REQUIREMENT:
Read the records below. Copy each line where the string "title" occurs.

(Figure collection entries)
##########

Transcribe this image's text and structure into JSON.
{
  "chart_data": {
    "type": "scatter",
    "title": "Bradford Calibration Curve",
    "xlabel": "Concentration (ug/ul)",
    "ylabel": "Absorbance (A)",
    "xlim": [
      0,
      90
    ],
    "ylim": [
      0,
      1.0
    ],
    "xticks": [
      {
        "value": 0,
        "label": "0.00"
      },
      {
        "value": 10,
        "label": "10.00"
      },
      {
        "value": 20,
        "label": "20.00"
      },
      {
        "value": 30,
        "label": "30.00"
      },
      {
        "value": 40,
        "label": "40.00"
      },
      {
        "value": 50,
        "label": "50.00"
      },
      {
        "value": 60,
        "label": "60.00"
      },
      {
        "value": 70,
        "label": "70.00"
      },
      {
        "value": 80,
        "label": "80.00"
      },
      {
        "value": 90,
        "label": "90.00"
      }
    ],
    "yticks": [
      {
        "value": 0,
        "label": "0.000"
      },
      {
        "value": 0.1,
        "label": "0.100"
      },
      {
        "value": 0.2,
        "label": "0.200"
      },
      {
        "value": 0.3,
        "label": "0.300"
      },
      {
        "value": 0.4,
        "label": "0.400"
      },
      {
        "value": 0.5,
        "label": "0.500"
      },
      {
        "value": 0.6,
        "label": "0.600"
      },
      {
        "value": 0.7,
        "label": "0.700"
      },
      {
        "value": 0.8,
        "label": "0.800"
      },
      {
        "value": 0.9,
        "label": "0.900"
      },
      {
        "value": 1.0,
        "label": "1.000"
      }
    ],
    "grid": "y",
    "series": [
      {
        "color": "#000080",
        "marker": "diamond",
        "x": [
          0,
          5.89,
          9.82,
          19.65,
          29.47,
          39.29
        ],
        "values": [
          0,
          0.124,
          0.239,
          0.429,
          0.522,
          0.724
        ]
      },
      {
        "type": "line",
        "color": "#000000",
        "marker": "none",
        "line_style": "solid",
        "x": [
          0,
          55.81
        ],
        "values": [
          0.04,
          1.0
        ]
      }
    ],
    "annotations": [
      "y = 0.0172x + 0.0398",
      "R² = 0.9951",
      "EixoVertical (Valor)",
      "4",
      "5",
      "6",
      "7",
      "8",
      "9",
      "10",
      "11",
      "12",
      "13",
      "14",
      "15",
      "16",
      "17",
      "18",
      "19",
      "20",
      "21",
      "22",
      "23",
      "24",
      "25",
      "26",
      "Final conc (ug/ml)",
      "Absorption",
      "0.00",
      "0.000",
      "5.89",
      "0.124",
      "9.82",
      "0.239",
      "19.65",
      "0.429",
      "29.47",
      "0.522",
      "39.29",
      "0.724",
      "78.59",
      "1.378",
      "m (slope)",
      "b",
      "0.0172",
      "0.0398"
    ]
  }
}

##########

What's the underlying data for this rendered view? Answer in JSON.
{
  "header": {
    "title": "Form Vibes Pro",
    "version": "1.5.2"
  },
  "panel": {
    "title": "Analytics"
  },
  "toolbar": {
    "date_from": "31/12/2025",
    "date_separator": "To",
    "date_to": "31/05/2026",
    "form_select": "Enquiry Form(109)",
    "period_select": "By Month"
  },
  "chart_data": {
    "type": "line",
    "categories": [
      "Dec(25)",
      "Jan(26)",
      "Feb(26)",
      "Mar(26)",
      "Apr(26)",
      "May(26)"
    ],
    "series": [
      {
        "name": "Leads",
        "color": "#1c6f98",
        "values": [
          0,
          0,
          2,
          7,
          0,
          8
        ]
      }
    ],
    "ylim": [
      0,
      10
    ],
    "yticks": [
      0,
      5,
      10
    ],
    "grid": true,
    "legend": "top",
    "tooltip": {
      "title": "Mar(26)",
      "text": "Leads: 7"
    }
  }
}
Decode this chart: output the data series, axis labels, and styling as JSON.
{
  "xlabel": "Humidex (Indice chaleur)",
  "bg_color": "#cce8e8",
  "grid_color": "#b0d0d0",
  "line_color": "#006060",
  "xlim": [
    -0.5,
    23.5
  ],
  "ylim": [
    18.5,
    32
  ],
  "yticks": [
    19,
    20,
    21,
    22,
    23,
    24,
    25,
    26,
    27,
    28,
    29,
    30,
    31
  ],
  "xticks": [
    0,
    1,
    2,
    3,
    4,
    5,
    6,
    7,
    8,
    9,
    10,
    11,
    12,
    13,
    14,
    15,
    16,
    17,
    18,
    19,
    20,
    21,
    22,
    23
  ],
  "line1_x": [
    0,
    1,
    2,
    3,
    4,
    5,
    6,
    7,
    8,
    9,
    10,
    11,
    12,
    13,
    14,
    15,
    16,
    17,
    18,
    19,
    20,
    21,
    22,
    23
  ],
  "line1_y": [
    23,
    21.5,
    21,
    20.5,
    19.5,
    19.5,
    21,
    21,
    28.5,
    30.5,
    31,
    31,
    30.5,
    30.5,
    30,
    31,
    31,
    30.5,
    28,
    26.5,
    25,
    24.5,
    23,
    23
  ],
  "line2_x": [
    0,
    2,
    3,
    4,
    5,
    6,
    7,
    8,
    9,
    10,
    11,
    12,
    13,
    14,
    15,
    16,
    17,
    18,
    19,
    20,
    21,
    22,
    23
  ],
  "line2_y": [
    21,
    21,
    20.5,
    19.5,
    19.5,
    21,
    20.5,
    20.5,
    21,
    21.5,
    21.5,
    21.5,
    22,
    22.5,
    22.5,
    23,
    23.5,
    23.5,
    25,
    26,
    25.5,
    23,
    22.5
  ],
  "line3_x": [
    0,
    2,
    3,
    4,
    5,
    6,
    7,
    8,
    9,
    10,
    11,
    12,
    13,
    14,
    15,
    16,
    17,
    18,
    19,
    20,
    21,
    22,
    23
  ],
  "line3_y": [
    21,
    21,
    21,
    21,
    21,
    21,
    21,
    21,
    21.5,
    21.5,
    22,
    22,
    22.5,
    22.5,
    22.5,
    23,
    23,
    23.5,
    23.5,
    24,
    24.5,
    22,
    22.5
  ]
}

##########

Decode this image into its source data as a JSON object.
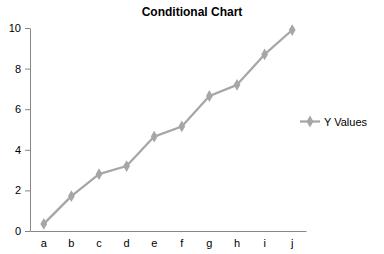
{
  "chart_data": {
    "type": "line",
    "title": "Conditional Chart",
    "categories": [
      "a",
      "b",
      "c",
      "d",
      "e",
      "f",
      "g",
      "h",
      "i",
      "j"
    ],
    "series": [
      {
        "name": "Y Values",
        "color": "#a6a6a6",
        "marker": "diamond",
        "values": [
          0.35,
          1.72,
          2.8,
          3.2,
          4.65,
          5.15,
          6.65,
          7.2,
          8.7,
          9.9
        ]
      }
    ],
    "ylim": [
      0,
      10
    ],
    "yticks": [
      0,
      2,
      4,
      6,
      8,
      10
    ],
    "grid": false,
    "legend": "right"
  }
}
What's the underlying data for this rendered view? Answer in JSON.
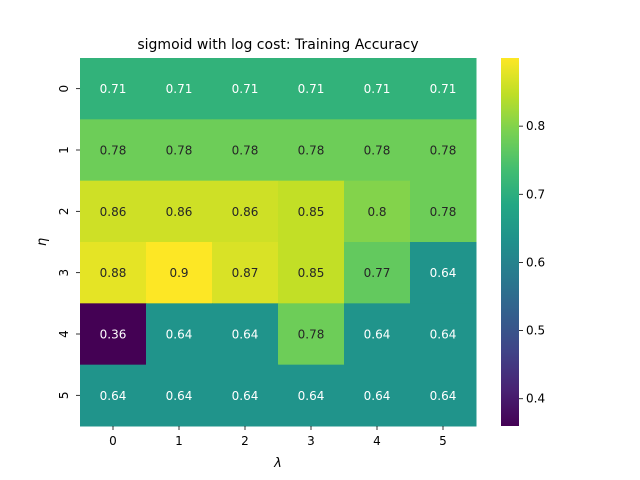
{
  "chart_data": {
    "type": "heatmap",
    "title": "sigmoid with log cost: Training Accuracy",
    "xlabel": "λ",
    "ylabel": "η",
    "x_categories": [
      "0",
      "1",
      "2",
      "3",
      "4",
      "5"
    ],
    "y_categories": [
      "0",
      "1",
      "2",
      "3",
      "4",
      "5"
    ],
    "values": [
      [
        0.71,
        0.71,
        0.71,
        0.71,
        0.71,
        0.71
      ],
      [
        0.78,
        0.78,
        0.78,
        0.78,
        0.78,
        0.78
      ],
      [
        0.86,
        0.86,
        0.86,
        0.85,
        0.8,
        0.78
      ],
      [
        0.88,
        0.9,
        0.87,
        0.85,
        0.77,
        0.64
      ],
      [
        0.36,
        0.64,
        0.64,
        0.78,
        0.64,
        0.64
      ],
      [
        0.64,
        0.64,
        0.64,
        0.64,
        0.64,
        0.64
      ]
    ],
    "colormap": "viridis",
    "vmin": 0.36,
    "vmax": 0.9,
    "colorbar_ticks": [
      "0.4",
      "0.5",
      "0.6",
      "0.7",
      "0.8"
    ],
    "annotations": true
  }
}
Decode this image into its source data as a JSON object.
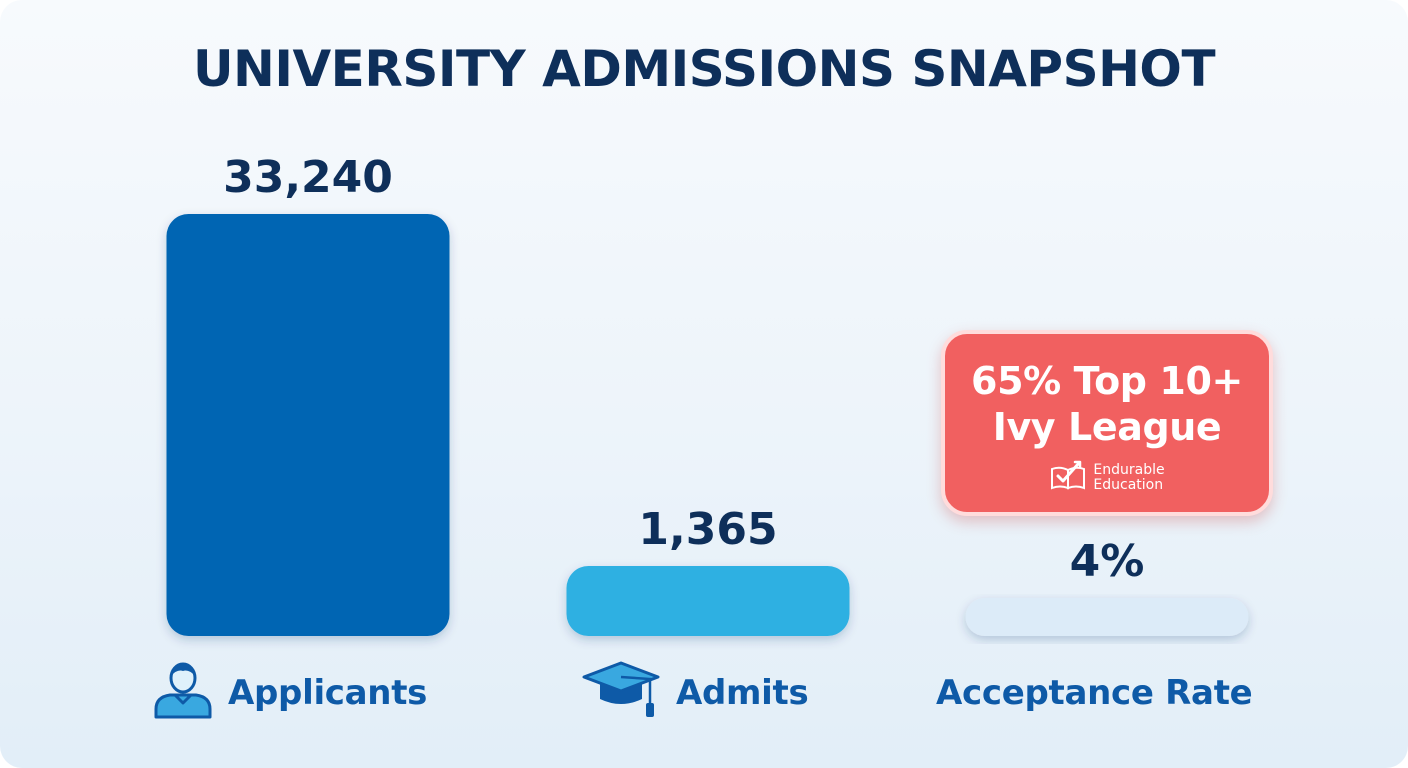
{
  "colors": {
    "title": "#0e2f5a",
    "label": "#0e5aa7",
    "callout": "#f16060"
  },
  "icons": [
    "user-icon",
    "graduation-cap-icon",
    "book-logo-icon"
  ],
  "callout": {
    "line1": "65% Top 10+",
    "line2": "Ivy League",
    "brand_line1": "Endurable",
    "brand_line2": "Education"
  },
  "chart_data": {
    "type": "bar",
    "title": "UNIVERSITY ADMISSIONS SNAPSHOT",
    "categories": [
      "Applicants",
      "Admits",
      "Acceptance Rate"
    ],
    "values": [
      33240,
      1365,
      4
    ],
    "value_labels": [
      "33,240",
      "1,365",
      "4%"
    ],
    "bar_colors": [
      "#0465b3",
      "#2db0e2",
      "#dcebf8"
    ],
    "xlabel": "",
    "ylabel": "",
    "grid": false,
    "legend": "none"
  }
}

##########

SOLVED EXERCISE:
    "title": "Bradford Calibration Curve",
    "title": "Form Vibes Pro",
    "title": "Analytics"
      "title": "Mar(26)",
    "title": "Conditional Chart",
    "title": "sigmoid with log cost: Training Accuracy",
    "title": "#0e2f5a",
    "title": "UNIVERSITY ADMISSIONS SNAPSHOT",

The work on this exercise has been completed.